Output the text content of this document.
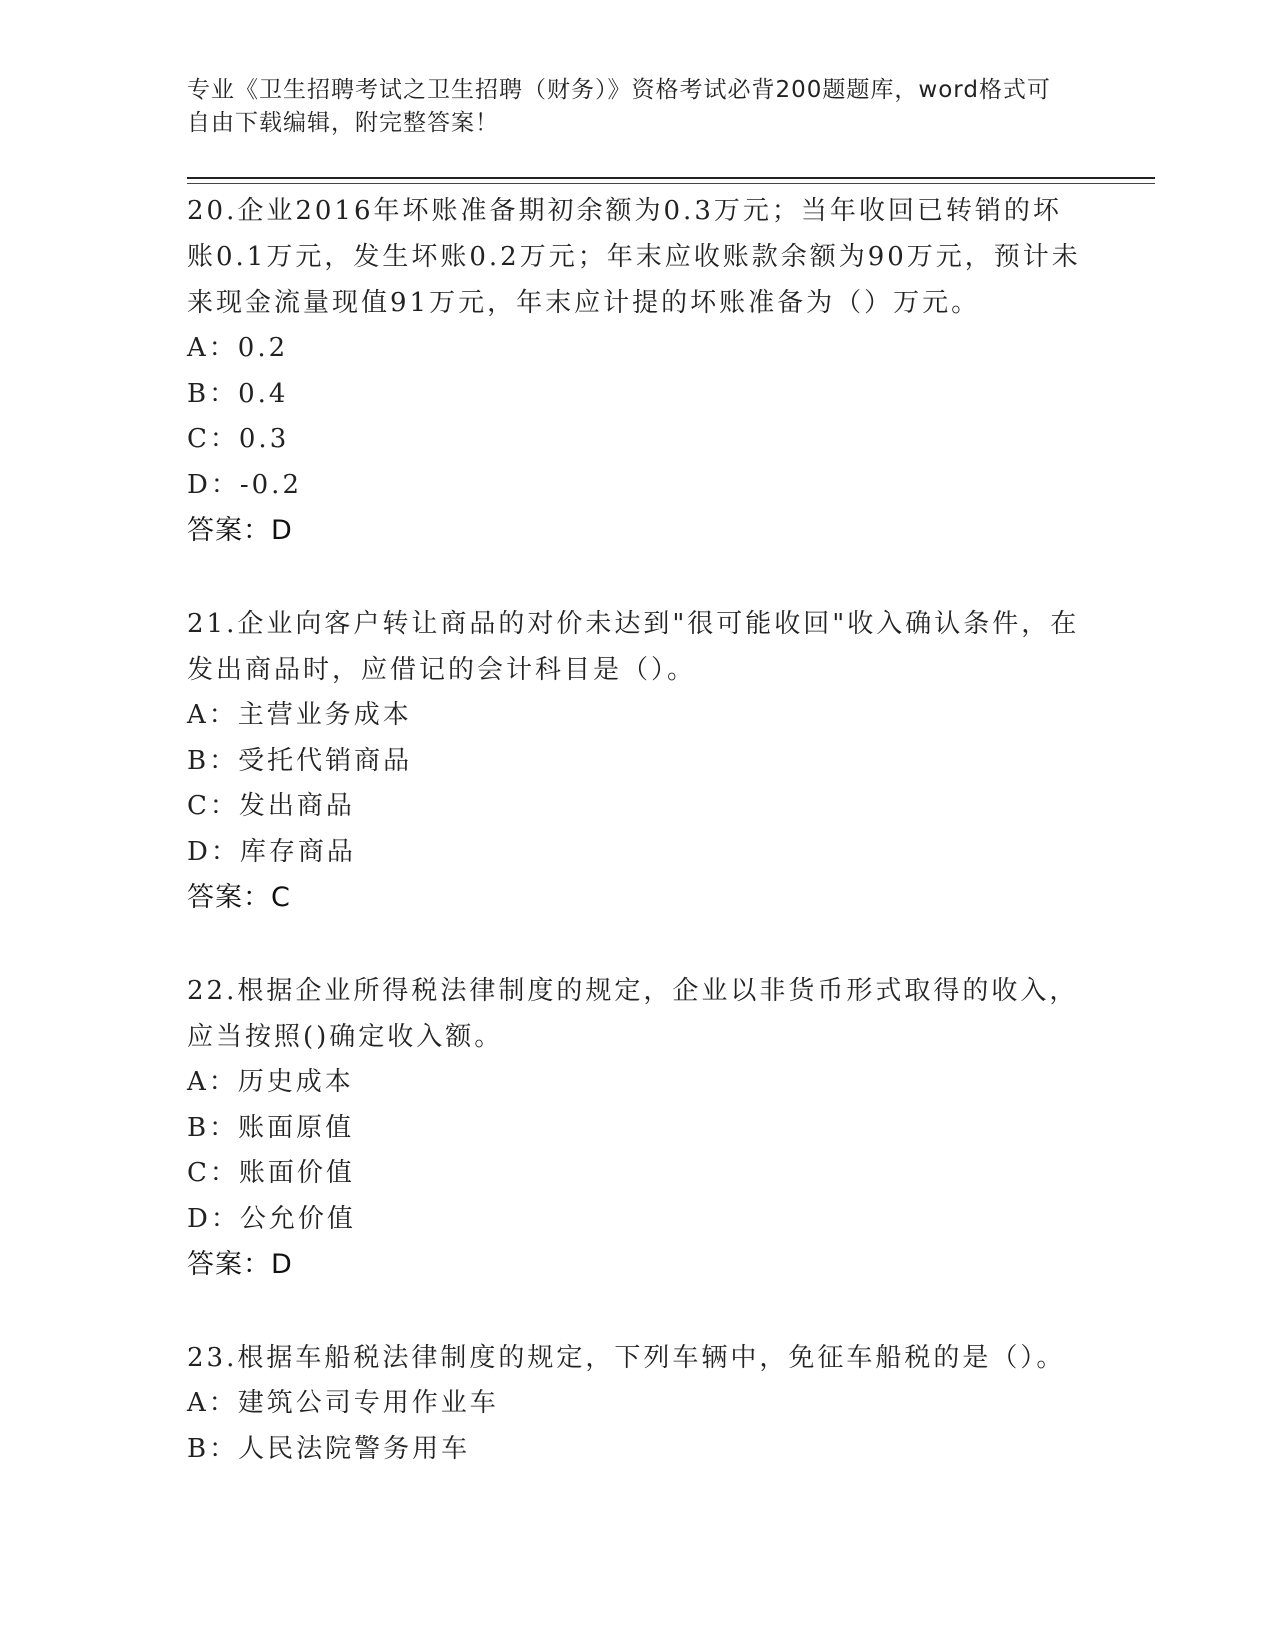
专业《卫生招聘考试之卫生招聘（财务）》资格考试必背200题题库，word格式可自由下载编辑，附完整答案！

20.企业2016年坏账准备期初余额为0.3万元；当年收回已转销的坏账0.1万元，发生坏账0.2万元；年末应收账款余额为90万元，预计未来现金流量现值91万元，年末应计提的坏账准备为（）万元。

A：0.2

B：0.4

C：0.3

D：-0.2

答案：D

21.企业向客户转让商品的对价未达到"很可能收回"收入确认条件，在发出商品时，应借记的会计科目是（）。

A：主营业务成本

B：受托代销商品

C：发出商品

D：库存商品

答案：C

22.根据企业所得税法律制度的规定，企业以非货币形式取得的收入，应当按照()确定收入额。

A：历史成本

B：账面原值

C：账面价值

D：公允价值

答案：D

23.根据车船税法律制度的规定，下列车辆中，免征车船税的是（）。

A：建筑公司专用作业车

B：人民法院警务用车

__Exercise description__
Transcribe the material exactly, leaving every picture out.

__Solution for this exercise__
Output the text content of this document.
专业《卫生招聘考试之卫生招聘（财务）》资格考试必背200题题库，word格式可自由下载编辑，附完整答案！

20.企业2016年坏账准备期初余额为0.3万元；当年收回已转销的坏账0.1万元，发生坏账0.2万元；年末应收账款余额为90万元，预计未来现金流量现值91万元，年末应计提的坏账准备为（）万元。

A：0.2

B：0.4

C：0.3

D：-0.2

答案：D

21.企业向客户转让商品的对价未达到"很可能收回"收入确认条件，在发出商品时，应借记的会计科目是（）。

A：主营业务成本

B：受托代销商品

C：发出商品

D：库存商品

答案：C

22.根据企业所得税法律制度的规定，企业以非货币形式取得的收入，应当按照()确定收入额。

A：历史成本

B：账面原值

C：账面价值

D：公允价值

答案：D

23.根据车船税法律制度的规定，下列车辆中，免征车船税的是（）。

A：建筑公司专用作业车

B：人民法院警务用车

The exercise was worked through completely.